━━━ EXERCISE DATA

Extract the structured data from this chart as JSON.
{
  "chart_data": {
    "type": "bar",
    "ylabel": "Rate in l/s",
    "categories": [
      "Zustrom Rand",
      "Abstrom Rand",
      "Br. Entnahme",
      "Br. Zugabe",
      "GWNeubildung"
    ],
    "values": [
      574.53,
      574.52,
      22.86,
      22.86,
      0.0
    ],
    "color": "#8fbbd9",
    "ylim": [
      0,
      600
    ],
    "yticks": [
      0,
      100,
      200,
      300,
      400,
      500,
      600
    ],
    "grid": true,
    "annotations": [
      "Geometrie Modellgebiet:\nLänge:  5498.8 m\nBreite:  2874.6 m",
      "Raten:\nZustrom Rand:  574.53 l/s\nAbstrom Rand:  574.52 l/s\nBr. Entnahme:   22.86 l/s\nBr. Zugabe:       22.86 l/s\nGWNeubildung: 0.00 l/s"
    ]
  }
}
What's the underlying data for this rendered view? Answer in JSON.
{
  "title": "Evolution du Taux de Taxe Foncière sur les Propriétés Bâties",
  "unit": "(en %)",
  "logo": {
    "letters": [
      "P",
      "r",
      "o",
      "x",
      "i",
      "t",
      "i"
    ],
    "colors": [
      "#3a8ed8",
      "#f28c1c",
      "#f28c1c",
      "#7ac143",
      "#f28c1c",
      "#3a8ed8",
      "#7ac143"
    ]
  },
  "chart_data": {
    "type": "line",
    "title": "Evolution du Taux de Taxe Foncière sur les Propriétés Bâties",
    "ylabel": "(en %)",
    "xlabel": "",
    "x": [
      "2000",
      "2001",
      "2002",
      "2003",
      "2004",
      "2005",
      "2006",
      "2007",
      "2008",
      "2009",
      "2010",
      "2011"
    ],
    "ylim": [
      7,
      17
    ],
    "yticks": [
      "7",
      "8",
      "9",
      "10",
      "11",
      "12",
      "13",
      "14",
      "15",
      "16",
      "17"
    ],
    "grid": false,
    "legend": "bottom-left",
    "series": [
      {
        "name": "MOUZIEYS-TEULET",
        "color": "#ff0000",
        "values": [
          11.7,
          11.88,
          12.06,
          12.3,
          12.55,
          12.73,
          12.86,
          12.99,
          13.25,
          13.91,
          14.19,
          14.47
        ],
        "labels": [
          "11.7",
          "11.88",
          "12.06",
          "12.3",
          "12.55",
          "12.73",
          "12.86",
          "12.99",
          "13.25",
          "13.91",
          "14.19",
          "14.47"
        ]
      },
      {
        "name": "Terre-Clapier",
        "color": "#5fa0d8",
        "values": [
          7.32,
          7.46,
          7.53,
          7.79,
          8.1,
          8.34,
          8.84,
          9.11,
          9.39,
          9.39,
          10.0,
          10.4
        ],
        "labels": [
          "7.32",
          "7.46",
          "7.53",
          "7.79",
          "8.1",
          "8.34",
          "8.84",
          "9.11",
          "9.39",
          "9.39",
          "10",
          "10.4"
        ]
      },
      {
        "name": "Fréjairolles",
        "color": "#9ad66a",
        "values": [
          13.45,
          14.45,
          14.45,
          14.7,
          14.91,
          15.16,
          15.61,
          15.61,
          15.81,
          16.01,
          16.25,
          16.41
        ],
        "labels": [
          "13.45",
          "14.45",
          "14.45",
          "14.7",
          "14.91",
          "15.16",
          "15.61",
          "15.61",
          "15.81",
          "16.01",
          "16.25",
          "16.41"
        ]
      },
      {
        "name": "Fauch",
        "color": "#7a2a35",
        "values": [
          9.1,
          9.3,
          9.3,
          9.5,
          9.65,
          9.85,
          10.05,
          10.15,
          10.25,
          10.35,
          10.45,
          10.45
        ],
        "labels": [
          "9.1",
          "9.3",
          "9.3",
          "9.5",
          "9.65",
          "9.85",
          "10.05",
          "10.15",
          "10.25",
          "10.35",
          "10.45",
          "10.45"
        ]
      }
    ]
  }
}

━━━━━━

[WORK TO DO]
Repeat every line of the records above exactly.

[WRITTEN ANSWER]
Extract the structured data from this chart as JSON.
{
  "chart_data": {
    "type": "bar",
    "ylabel": "Rate in l/s",
    "categories": [
      "Zustrom Rand",
      "Abstrom Rand",
      "Br. Entnahme",
      "Br. Zugabe",
      "GWNeubildung"
    ],
    "values": [
      574.53,
      574.52,
      22.86,
      22.86,
      0.0
    ],
    "color": "#8fbbd9",
    "ylim": [
      0,
      600
    ],
    "yticks": [
      0,
      100,
      200,
      300,
      400,
      500,
      600
    ],
    "grid": true,
    "annotations": [
      "Geometrie Modellgebiet:\nLänge:  5498.8 m\nBreite:  2874.6 m",
      "Raten:\nZustrom Rand:  574.53 l/s\nAbstrom Rand:  574.52 l/s\nBr. Entnahme:   22.86 l/s\nBr. Zugabe:       22.86 l/s\nGWNeubildung: 0.00 l/s"
    ]
  }
}
What's the underlying data for this rendered view? Answer in JSON.
{
  "title": "Evolution du Taux de Taxe Foncière sur les Propriétés Bâties",
  "unit": "(en %)",
  "logo": {
    "letters": [
      "P",
      "r",
      "o",
      "x",
      "i",
      "t",
      "i"
    ],
    "colors": [
      "#3a8ed8",
      "#f28c1c",
      "#f28c1c",
      "#7ac143",
      "#f28c1c",
      "#3a8ed8",
      "#7ac143"
    ]
  },
  "chart_data": {
    "type": "line",
    "title": "Evolution du Taux de Taxe Foncière sur les Propriétés Bâties",
    "ylabel": "(en %)",
    "xlabel": "",
    "x": [
      "2000",
      "2001",
      "2002",
      "2003",
      "2004",
      "2005",
      "2006",
      "2007",
      "2008",
      "2009",
      "2010",
      "2011"
    ],
    "ylim": [
      7,
      17
    ],
    "yticks": [
      "7",
      "8",
      "9",
      "10",
      "11",
      "12",
      "13",
      "14",
      "15",
      "16",
      "17"
    ],
    "grid": false,
    "legend": "bottom-left",
    "series": [
      {
        "name": "MOUZIEYS-TEULET",
        "color": "#ff0000",
        "values": [
          11.7,
          11.88,
          12.06,
          12.3,
          12.55,
          12.73,
          12.86,
          12.99,
          13.25,
          13.91,
          14.19,
          14.47
        ],
        "labels": [
          "11.7",
          "11.88",
          "12.06",
          "12.3",
          "12.55",
          "12.73",
          "12.86",
          "12.99",
          "13.25",
          "13.91",
          "14.19",
          "14.47"
        ]
      },
      {
        "name": "Terre-Clapier",
        "color": "#5fa0d8",
        "values": [
          7.32,
          7.46,
          7.53,
          7.79,
          8.1,
          8.34,
          8.84,
          9.11,
          9.39,
          9.39,
          10.0,
          10.4
        ],
        "labels": [
          "7.32",
          "7.46",
          "7.53",
          "7.79",
          "8.1",
          "8.34",
          "8.84",
          "9.11",
          "9.39",
          "9.39",
          "10",
          "10.4"
        ]
      },
      {
        "name": "Fréjairolles",
        "color": "#9ad66a",
        "values": [
          13.45,
          14.45,
          14.45,
          14.7,
          14.91,
          15.16,
          15.61,
          15.61,
          15.81,
          16.01,
          16.25,
          16.41
        ],
        "labels": [
          "13.45",
          "14.45",
          "14.45",
          "14.7",
          "14.91",
          "15.16",
          "15.61",
          "15.61",
          "15.81",
          "16.01",
          "16.25",
          "16.41"
        ]
      },
      {
        "name": "Fauch",
        "color": "#7a2a35",
        "values": [
          9.1,
          9.3,
          9.3,
          9.5,
          9.65,
          9.85,
          10.05,
          10.15,
          10.25,
          10.35,
          10.45,
          10.45
        ],
        "labels": [
          "9.1",
          "9.3",
          "9.3",
          "9.5",
          "9.65",
          "9.85",
          "10.05",
          "10.15",
          "10.25",
          "10.35",
          "10.45",
          "10.45"
        ]
      }
    ]
  }
}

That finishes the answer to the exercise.